(TASK TO CARRY OUT) Determine how many lines below hold the string "Exportaciones". Reply with the number alone.

•••

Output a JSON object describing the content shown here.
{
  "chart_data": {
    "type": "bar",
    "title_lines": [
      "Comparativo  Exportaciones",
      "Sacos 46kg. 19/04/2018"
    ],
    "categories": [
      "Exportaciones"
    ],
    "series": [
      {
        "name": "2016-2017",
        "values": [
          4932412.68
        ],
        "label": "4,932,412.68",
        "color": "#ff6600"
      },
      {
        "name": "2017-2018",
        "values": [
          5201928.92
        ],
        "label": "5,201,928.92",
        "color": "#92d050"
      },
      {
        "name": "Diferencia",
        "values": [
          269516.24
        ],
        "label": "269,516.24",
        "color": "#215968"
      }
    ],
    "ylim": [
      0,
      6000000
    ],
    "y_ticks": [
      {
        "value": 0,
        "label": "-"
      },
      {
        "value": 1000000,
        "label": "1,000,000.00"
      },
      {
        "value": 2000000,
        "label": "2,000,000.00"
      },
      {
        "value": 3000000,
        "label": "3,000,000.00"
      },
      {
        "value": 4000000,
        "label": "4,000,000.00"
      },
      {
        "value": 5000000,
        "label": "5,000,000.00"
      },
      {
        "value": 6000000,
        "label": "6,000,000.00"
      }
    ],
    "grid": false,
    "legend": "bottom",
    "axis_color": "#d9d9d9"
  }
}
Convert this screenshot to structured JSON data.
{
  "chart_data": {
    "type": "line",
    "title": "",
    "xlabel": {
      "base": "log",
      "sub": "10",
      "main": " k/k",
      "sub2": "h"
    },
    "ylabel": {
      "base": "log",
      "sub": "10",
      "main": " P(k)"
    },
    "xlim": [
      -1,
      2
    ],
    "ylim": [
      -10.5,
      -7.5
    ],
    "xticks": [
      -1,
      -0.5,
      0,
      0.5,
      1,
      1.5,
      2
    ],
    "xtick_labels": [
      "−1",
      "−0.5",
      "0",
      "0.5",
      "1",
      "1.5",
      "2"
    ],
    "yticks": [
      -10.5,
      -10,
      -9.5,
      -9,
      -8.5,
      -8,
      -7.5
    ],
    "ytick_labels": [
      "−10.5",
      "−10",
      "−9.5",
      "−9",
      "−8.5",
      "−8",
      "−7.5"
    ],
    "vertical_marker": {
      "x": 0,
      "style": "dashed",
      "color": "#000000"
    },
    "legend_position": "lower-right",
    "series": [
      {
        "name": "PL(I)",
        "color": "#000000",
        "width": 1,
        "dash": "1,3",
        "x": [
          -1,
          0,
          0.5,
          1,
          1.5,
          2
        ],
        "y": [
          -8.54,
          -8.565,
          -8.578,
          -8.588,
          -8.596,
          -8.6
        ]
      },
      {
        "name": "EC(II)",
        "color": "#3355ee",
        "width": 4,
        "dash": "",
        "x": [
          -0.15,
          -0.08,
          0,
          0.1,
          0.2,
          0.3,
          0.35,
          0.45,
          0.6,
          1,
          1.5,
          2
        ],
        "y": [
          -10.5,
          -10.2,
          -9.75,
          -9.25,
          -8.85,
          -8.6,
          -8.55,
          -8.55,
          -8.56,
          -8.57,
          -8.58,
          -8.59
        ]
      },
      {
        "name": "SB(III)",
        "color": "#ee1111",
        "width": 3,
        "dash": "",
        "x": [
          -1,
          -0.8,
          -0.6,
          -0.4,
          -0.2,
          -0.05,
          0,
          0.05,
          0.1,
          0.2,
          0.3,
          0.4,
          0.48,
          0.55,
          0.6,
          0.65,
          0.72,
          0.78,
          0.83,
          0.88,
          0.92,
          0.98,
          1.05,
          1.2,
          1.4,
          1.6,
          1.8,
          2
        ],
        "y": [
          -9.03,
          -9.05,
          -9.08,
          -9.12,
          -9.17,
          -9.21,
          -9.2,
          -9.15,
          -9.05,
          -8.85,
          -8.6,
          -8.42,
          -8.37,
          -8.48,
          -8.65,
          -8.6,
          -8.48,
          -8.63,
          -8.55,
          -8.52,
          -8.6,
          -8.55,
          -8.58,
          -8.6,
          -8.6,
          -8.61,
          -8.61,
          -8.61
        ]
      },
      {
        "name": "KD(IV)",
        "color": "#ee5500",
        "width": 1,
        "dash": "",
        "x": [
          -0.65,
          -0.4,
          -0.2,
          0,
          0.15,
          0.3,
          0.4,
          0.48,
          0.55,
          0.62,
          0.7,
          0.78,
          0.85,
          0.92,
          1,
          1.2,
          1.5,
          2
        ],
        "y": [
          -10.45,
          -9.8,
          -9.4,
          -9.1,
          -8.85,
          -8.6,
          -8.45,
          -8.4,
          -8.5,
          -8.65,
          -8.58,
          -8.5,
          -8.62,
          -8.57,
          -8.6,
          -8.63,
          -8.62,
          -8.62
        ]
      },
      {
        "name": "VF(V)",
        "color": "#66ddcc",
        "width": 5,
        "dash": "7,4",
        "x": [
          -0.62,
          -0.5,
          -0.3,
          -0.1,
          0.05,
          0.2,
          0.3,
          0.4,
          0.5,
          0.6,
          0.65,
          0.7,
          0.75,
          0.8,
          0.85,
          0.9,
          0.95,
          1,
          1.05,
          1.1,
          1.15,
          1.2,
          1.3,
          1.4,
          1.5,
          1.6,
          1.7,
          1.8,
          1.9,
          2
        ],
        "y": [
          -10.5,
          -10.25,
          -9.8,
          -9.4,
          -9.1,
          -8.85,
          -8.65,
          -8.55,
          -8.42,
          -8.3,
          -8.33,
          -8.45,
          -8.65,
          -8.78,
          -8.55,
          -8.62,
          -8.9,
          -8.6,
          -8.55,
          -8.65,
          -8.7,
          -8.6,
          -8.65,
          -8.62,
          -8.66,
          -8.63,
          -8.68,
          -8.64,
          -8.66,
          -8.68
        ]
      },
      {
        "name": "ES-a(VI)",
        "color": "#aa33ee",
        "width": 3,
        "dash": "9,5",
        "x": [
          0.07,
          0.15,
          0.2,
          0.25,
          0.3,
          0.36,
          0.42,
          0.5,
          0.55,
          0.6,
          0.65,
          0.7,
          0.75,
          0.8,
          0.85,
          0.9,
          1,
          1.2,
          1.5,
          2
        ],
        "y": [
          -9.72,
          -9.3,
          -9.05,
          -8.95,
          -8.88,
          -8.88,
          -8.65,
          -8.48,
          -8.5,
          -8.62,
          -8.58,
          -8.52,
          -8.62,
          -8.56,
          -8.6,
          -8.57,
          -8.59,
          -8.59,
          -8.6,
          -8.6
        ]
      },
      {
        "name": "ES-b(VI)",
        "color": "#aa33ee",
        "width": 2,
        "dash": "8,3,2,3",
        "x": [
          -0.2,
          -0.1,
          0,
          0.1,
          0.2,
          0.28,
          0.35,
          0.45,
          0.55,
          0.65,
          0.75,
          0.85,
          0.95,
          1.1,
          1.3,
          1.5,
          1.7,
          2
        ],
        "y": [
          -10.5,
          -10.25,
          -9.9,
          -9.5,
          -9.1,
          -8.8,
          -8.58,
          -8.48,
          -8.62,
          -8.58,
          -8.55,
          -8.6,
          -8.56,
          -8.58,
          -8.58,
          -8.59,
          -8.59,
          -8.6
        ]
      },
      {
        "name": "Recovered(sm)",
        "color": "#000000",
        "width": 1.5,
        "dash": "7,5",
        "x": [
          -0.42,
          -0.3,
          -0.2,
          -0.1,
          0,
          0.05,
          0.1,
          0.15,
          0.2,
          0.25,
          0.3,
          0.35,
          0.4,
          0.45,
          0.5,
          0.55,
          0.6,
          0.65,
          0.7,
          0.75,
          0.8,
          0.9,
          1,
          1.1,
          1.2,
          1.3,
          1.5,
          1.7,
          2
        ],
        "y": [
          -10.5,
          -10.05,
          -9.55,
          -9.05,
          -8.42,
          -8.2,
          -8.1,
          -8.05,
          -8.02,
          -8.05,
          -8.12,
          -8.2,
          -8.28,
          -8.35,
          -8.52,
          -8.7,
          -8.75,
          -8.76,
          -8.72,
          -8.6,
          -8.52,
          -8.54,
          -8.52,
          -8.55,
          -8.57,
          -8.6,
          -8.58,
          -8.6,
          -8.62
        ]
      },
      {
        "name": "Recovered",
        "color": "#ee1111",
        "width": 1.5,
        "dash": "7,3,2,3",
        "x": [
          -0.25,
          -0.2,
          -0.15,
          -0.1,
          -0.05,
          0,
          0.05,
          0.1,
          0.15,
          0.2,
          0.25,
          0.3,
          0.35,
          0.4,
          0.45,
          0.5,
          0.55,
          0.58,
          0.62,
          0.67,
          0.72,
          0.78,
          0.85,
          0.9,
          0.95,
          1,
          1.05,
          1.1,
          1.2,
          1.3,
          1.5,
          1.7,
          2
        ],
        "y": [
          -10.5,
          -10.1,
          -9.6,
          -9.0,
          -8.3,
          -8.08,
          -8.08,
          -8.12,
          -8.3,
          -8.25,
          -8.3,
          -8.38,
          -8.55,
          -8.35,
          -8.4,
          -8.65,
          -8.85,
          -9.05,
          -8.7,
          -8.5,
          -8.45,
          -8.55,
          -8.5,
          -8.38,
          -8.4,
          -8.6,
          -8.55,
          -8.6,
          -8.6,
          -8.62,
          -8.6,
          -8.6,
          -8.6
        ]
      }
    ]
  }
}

•••

(REPLY TO THE TASK) 2